> _WHAT YOU SHOULD DO_
Can you return, unchanged, the lines from the one that contains "What's the underlying" to the last line, with the pictures left out?

#### DATA FOR THIS EXERCISE ####

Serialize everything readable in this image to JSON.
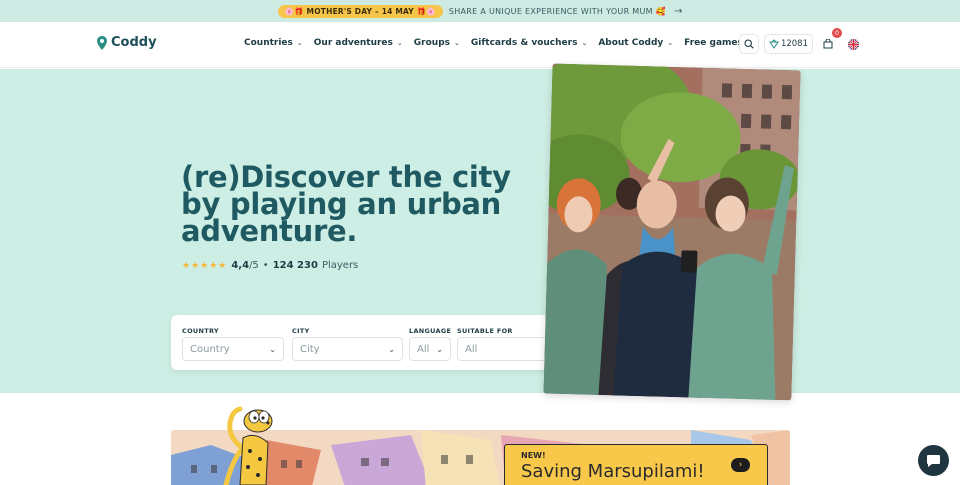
{
  "announcement": {
    "pill": "🌸🎁 MOTHER'S DAY – 14 MAY 🎁🌸",
    "text": "SHARE A UNIQUE EXPERIENCE WITH YOUR MUM 🥰",
    "arrow": "→"
  },
  "header": {
    "brand": "Coddy",
    "nav": [
      {
        "label": "Countries",
        "has_dropdown": true
      },
      {
        "label": "Our adventures",
        "has_dropdown": true
      },
      {
        "label": "Groups",
        "has_dropdown": true
      },
      {
        "label": "Giftcards & vouchers",
        "has_dropdown": true
      },
      {
        "label": "About Coddy",
        "has_dropdown": true
      },
      {
        "label": "Free games",
        "has_dropdown": false
      }
    ],
    "points": "12081",
    "cart_count": "0",
    "language": "en-GB"
  },
  "hero": {
    "title": "(re)Discover the city by playing an urban adventure.",
    "rating_stars": "★★★★★",
    "rating_value": "4,4",
    "rating_scale": "/5",
    "separator": "•",
    "players_count": "124 230",
    "players_label": "Players"
  },
  "search": {
    "country": {
      "label": "COUNTRY",
      "value": "Country"
    },
    "city": {
      "label": "CITY",
      "value": "City"
    },
    "language": {
      "label": "LANGUAGE",
      "value": "All"
    },
    "suitable_for": {
      "label": "SUITABLE FOR",
      "value": "All"
    }
  },
  "promo_banner": {
    "badge": "NEW!",
    "title": "Saving Marsupilami!",
    "arrow": "›"
  },
  "colors": {
    "hero_bg": "#cdeee4",
    "brand_dark": "#1f5962",
    "accent_teal": "#2c8f85",
    "promo_yellow": "#f6c64a",
    "star": "#f4b63a"
  }
}
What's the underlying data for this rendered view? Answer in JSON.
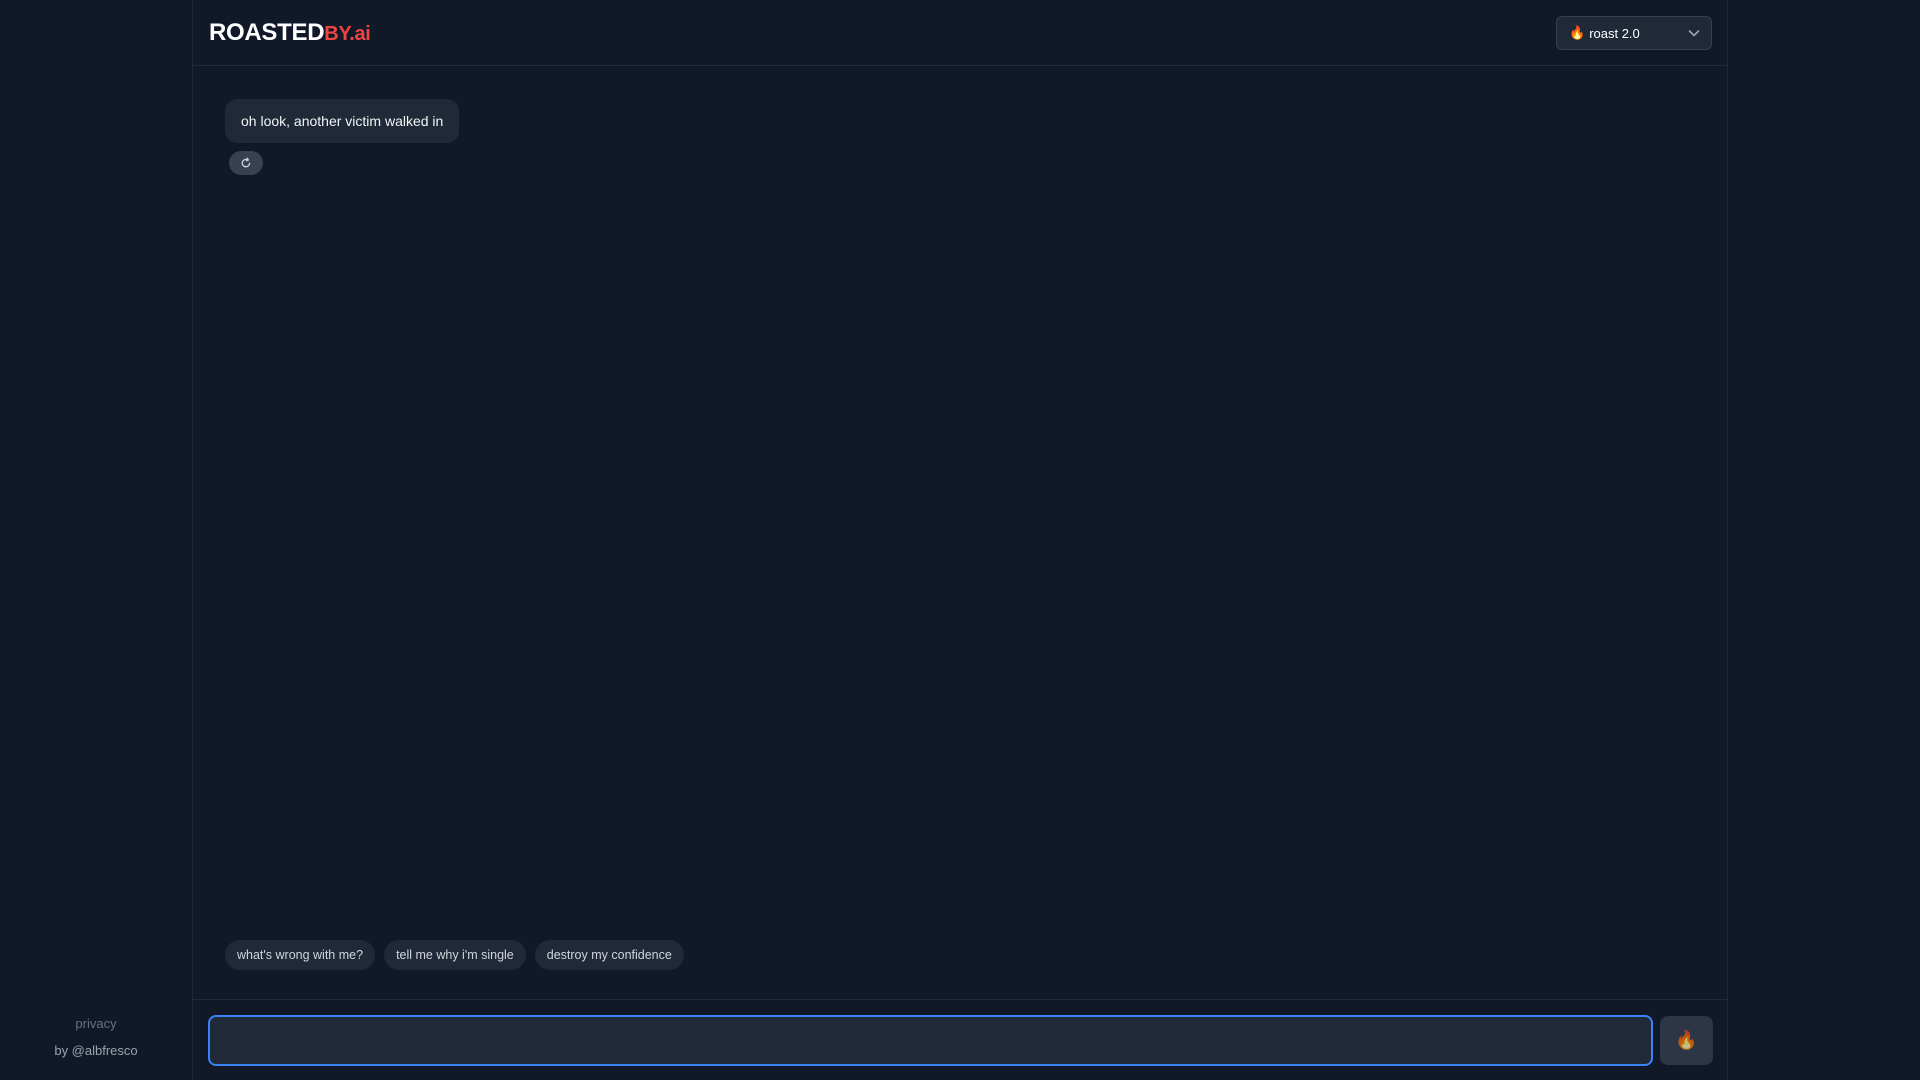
{
  "brand": {
    "name_main": "ROASTED",
    "name_sub": "BY.ai",
    "accent_color": "#ef4444"
  },
  "model_selector": {
    "icon": "fire-emoji",
    "icon_glyph": "🔥",
    "selected": "roast 2.0"
  },
  "messages": [
    {
      "role": "assistant",
      "text": "oh look, another victim walked in"
    }
  ],
  "regenerate": {
    "icon": "refresh-icon"
  },
  "suggestions": [
    "what's wrong with me?",
    "tell me why i'm single",
    "destroy my confidence"
  ],
  "composer": {
    "value": "",
    "placeholder": "",
    "focus_color": "#3b82f6",
    "send_icon": "fire-emoji",
    "send_glyph": "🔥"
  },
  "sidebar_footer": {
    "privacy_label": "privacy",
    "credit_label": "by @albfresco"
  }
}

####

> _THE RESPONSE_
What's the underlying data for this rendered view? Answer in JSON.
{
  "brand": {
    "name_main": "ROASTED",
    "name_sub": "BY.ai",
    "accent_color": "#ef4444"
  },
  "model_selector": {
    "icon": "fire-emoji",
    "icon_glyph": "🔥",
    "selected": "roast 2.0"
  },
  "messages": [
    {
      "role": "assistant",
      "text": "oh look, another victim walked in"
    }
  ],
  "regenerate": {
    "icon": "refresh-icon"
  },
  "suggestions": [
    "what's wrong with me?",
    "tell me why i'm single",
    "destroy my confidence"
  ],
  "composer": {
    "value": "",
    "placeholder": "",
    "focus_color": "#3b82f6",
    "send_icon": "fire-emoji",
    "send_glyph": "🔥"
  },
  "sidebar_footer": {
    "privacy_label": "privacy",
    "credit_label": "by @albfresco"
  }
}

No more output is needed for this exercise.